(Items from a data source)

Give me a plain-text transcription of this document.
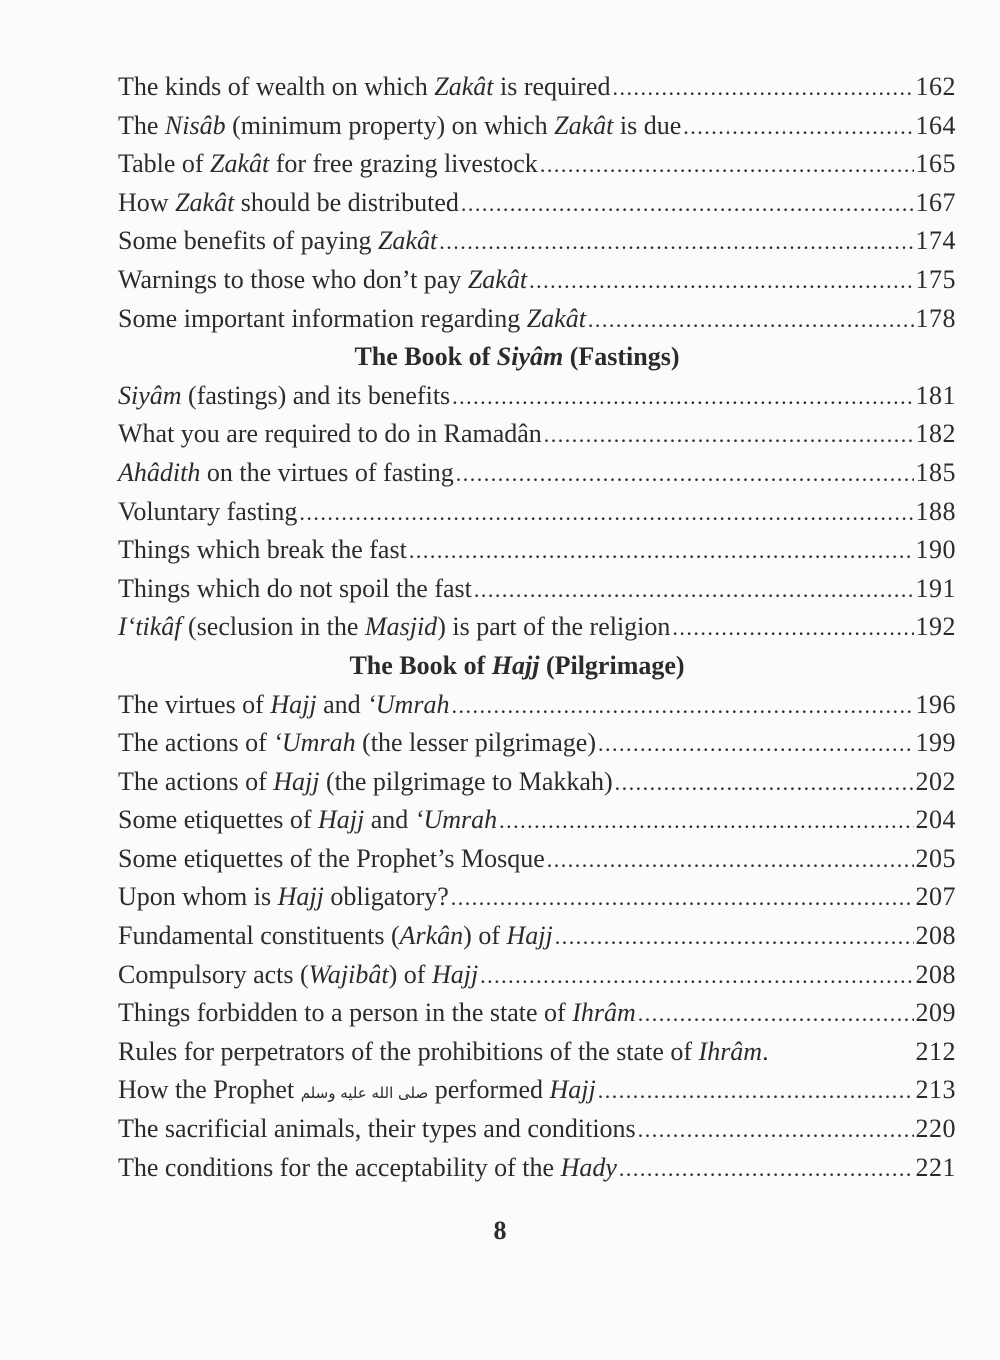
The kinds of wealth on which Zakât is required .....	162
The Nisâb (minimum property) on which Zakât is due .....	164
Table of Zakât for free grazing livestock .....	165
How Zakât should be distributed .....	167
Some benefits of paying Zakât .....	174
Warnings to those who don’t pay Zakât .....	175
Some important information regarding Zakât .....	178
The Book of Siyâm (Fastings)
Siyâm (fastings) and its benefits .....	181
What you are required to do in Ramadân .....	182
Ahâdith on the virtues of fasting .....	185
Voluntary fasting .....	188
Things which break the fast .....	190
Things which do not spoil the fast .....	191
I‘tikâf (seclusion in the Masjid) is part of the religion .....	192
The Book of Hajj (Pilgrimage)
The virtues of Hajj and ‘Umrah .....	196
The actions of ‘Umrah (the lesser pilgrimage) .....	199
The actions of Hajj (the pilgrimage to Makkah) .....	202
Some etiquettes of Hajj and ‘Umrah .....	204
Some etiquettes of the Prophet’s Mosque .....	205
Upon whom is Hajj obligatory? .....	207
Fundamental constituents (Arkân) of Hajj .....	208
Compulsory acts (Wajibât) of Hajj .....	208
Things forbidden to a person in the state of Ihrâm .....	209
Rules for perpetrators of the prohibitions of the state of Ihrâm.	212
How the Prophet صلى الله عليه وسلم performed Hajj .....	213
The sacrificial animals, their types and conditions .....	220
The conditions for the acceptability of the Hady .....	221
8
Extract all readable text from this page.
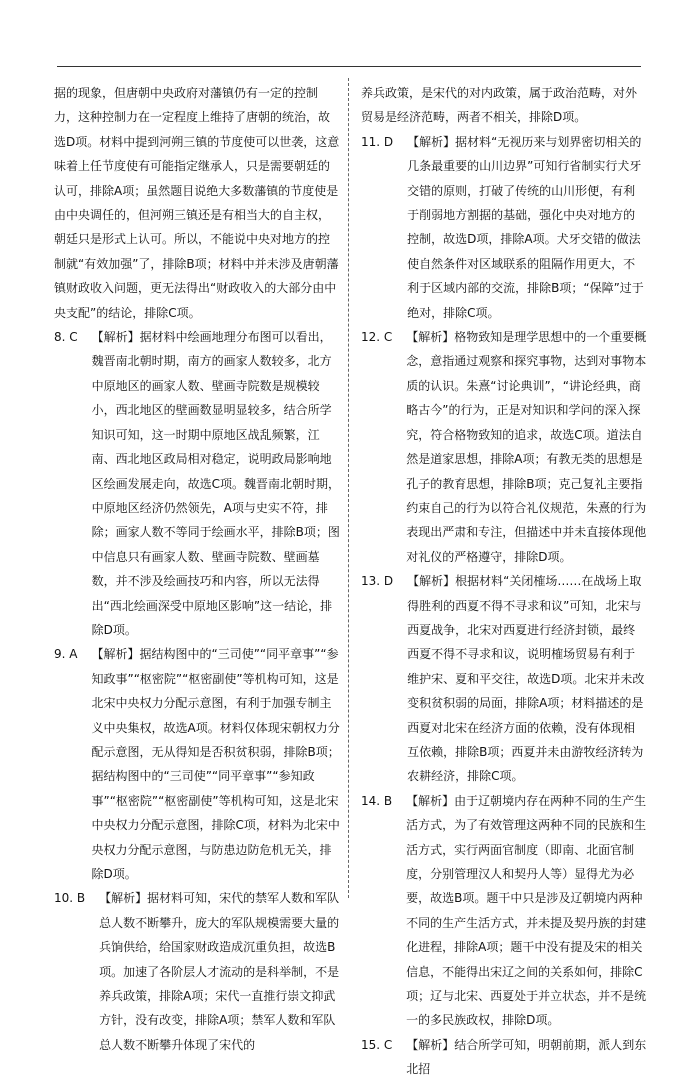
据的现象，但唐朝中央政府对藩镇仍有一定的控制力，这种控制力在一定程度上维持了唐朝的统治，故选D项。材料中提到河朔三镇的节度使可以世袭，这意味着上任节度使有可能指定继承人，只是需要朝廷的认可，排除A项；虽然题目说绝大多数藩镇的节度使是由中央调任的，但河朔三镇还是有相当大的自主权，朝廷只是形式上认可。所以，不能说中央对地方的控制就“有效加强”了，排除B项；材料中并未涉及唐朝藩镇财政收入问题，更无法得出“财政收入的大部分由中央支配”的结论，排除C项。

8. C	【解析】据材料中绘画地理分布图可以看出，魏晋南北朝时期，南方的画家人数较多，北方中原地区的画家人数、壁画寺院数是规模较小，西北地区的壁画数显明显较多，结合所学知识可知，这一时期中原地区战乱频繁，江南、西北地区政局相对稳定，说明政局影响地区绘画发展走向，故选C项。魏晋南北朝时期，中原地区经济仍然领先，A项与史实不符，排除；画家人数不等同于绘画水平，排除B项；图中信息只有画家人数、壁画寺院数、壁画墓数，并不涉及绘画技巧和内容，所以无法得出“西北绘画深受中原地区影响”这一结论，排除D项。
9. A	【解析】据结构图中的“三司使”“同平章事”“参知政事”“枢密院”“枢密副使”等机构可知，这是北宋中央权力分配示意图，有利于加强专制主义中央集权，故选A项。材料仅体现宋朝权力分配示意图，无从得知是否积贫积弱，排除B项；据结构图中的“三司使”“同平章事”“参知政事”“枢密院”“枢密副使”等机构可知，这是北宋中央权力分配示意图，排除C项，材料为北宋中央权力分配示意图，与防患边防危机无关，排除D项。
10. B	【解析】据材料可知，宋代的禁军人数和军队总人数不断攀升，庞大的军队规模需要大量的兵饷供给，给国家财政造成沉重负担，故选B项。加速了各阶层人才流动的是科举制，不是养兵政策，排除A项；宋代一直推行崇文抑武方针，没有改变，排除A项；禁军人数和军队总人数不断攀升体现了宋代的

养兵政策，是宋代的对内政策，属于政治范畴，对外贸易是经济范畴，两者不相关，排除D项。

11. D	【解析】据材料“无视历来与划界密切相关的几条最重要的山川边界”可知行省制实行犬牙交错的原则，打破了传统的山川形便，有利于削弱地方割据的基础，强化中央对地方的控制，故选D项，排除A项。犬牙交错的做法使自然条件对区域联系的阻隔作用更大，不利于区域内部的交流，排除B项；“保障”过于绝对，排除C项。
12. C	【解析】格物致知是理学思想中的一个重要概念，意指通过观察和探究事物，达到对事物本质的认识。朱熹“讨论典训”，“讲论经典，商略古今”的行为，正是对知识和学问的深入探究，符合格物致知的追求，故选C项。道法自然是道家思想，排除A项；有教无类的思想是孔子的教育思想，排除B项；克己复礼主要指约束自己的行为以符合礼仪规范，朱熹的行为表现出严肃和专注，但描述中并未直接体现他对礼仪的严格遵守，排除D项。
13. D	【解析】根据材料“关闭榷场……在战场上取得胜利的西夏不得不寻求和议”可知，北宋与西夏战争，北宋对西夏进行经济封锁，最终西夏不得不寻求和议，说明榷场贸易有利于维护宋、夏和平交往，故选D项。北宋并未改变积贫积弱的局面，排除A项；材料描述的是西夏对北宋在经济方面的依赖，没有体现相互依赖，排除B项；西夏并未由游牧经济转为农耕经济，排除C项。
14. B	【解析】由于辽朝境内存在两种不同的生产生活方式，为了有效管理这两种不同的民族和生活方式，实行两面官制度（即南、北面官制度，分别管理汉人和契丹人等）显得尤为必要，故选B项。题干中只是涉及辽朝境内两种不同的生产生活方式，并未提及契丹族的封建化进程，排除A项；题干中没有提及宋的相关信息，不能得出宋辽之间的关系如何，排除C项；辽与北宋、西夏处于并立状态，并不是统一的多民族政权，排除D项。
15. C	【解析】结合所学可知，明朝前期，派人到东北招
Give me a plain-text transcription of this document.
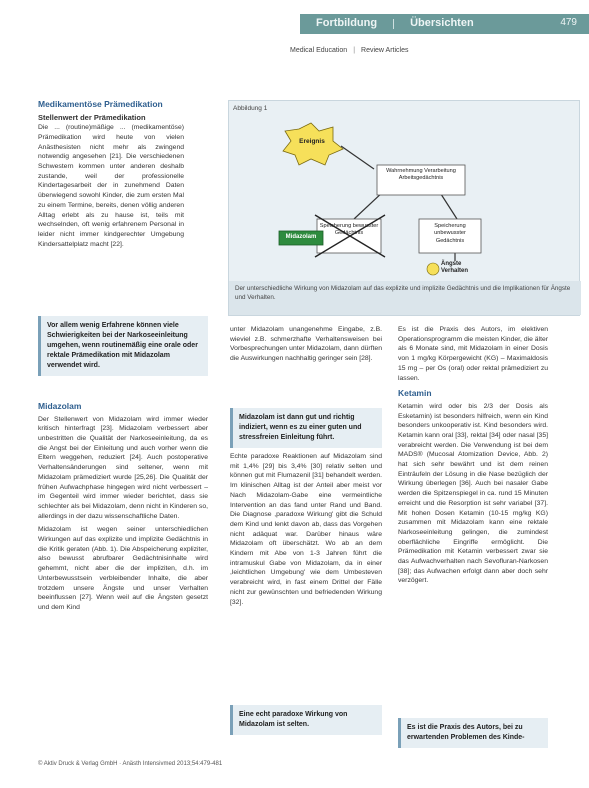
Fortbildung	Übersichten	479
Medical Education | Review Articles
Medikamentöse Prämedikation
Stellenwert der Prämedikation

Die ... (routine)mäßige ... (medikamentöse) Prämedikation wird heute von vielen Anästhesisten nicht mehr als zwingend notwendig angesehen [21]. Die verschiedenen Schwestern kommen unter anderen deshalb zustande, weil der professionelle Kindertagesarbeit der in zunehmend Daten überwiegend sowohl Kinder, die zum ersten Mal zu einem Termine, bereits, denen völlig anderen Alltag erlebt als zu hause ist, teils mit wechselnden, oft wenig erfahrenem Personal in leider nicht immer kindgerechter Umgebung Kindersattelplatz macht [22].

Vor allem wenig Erfahrene können viele Schwierigkeiten bei der Narkoseeinleitung umgehen, wenn routinemäßig eine orale oder rektale Prämedikation mit Midazolam verwendet wird.
Midazolam

Der Stellenwert von Midazolam wird immer wieder kritisch hinterfragt [23]. Midazolam verbessert aber unbestritten die Qualität der Narkoseeinleitung, da es die Angst bei der Einleitung und auch vorher wenn die Eltern weggehen, reduziert [24]. Auch postoperative Verhaltensänderungen sind seltener, wenn mit Midazolam prämediziert wurde [25,26]. Die Qualität der frühen Aufwachphase hingegen wird nicht verbessert – im Gegenteil wird immer wieder berichtet, dass sie schlechter als bei Midazolam, denn nicht in Kinderen so, allerdings in der dazu wissenschaftliche Daten.

Midazolam ist wegen seiner unterschiedlichen Wirkungen auf das explizite und implizite Gedächtnis in die Kritik geraten (Abb. 1). Die Abspeicherung expliziter, also bewusst abrufbarer Gedächtnisinhalte wird gehemmt, nicht aber die der impliziten, d.h. im Unterbewusstsein verbleibender Inhalte, die aber trotzdem unsere Ängste und unser Verhalten beeinflussen [27]. Wenn weil auf die Ängsten gesetzt und dem Kind

Abbildung 1
Ereignis
Wahrnehmung Verarbeitung Arbeitsgedächtnis
Speicherung bewusster Gedächtnis
Speicherung unbewusster Gedächtnis
Midazolam
Ängste Verhalten
Der unterschiedliche Wirkung von Midazolam auf das explizite und implizite Gedächtnis und die Implikationen für Ängste und Verhalten.

unter Midazolam unangenehme Eingabe, z.B. wieviel z.B. schmerzhafte Verhaltensweisen bei Vorbesprechungen unter Midazolam, dann dürften die Auswirkungen nachhaltig geringer sein [28].

Midazolam ist dann gut und richtig indiziert, wenn es zu einer guten und stressfreien Einleitung führt.

Echte paradoxe Reaktionen auf Midazolam sind mit 1,4% [29] bis 3,4% [30] relativ selten und können gut mit Flumazenil [31] behandelt werden. Im klinischen Alltag ist der Anteil aber meist vor Nach Midazolam-Gabe eine vermeintliche Intervention an das fand unter Rand und Band. Die Diagnose ,paradoxe Wirkung' gibt die Schuld dem Kind und lenkt davon ab, dass das Vorgehen nicht adäquat war. Darüber hinaus wäre Midazolam oft überschätzt. Wo ab an dem Kindern mit Abe von 1-3 Jahren führt die intramuskul Gabe von Midazolam, da in einer ,leichtlichen Umgebung' wie dem Umbesteven verabreicht wird, in fast einem Drittel der Fälle nicht zur gewünschten und befriedenden Wirkung [32].

Eine echt paradoxe Wirkung von Midazolam ist selten.

Es ist die Praxis des Autors, im elektiven Operationsprogramm die meisten Kinder, die älter als 6 Monate sind, mit Midazolam in einer Dosis von 1 mg/kg Körpergewicht (KG) – Maximaldosis 15 mg – per Os (oral) oder rektal prämediziert zu lassen.

Ketamin

Ketamin wird oder bis 2/3 der Dosis als Esketamin) ist besonders hilfreich, wenn ein Kind besonders unkooperativ ist. Kind besonders wird. Ketamin kann oral [33], rektal [34] oder nasal [35] verabreicht werden. Die Verwendung ist bei dem MADS® (Mucosal Atomization Device, Abb. 2) hat sich sehr bewährt und ist dem reinen Einträufeln der Lösung in die Nase bezüglich der Wirkung überlegen [36]. Auch bei nasaler Gabe werden die Spitzenspiegel in ca. rund 15 Minuten erreicht und die Resorption ist sehr variabel [37]. Mit hohen Dosen Ketamin (10-15 mg/kg KG) zusammen mit Midazolam kann eine rektale Narkoseeinleitung gelingen, die zumindest oberflächliche Eingriffe ermöglicht. Die Prämedikation mit Ketamin verbessert zwar sie das Aufwachverhalten nach Sevofluran-Narkosen [38]; das Aufwachen erfolgt dann aber doch sehr verzögert.

Es ist die Praxis des Autors, bei zu erwartenden Problemen des Kinde-
© Aktiv Druck & Verlag GmbH · Anästh Intensivmed 2013;54:479-481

• **SHORT EXERCISE**:
Across the records above, count the lines holding "Prophet" and reply with that number alone.

• **RESULT FOR THIS EXERCISE**:
2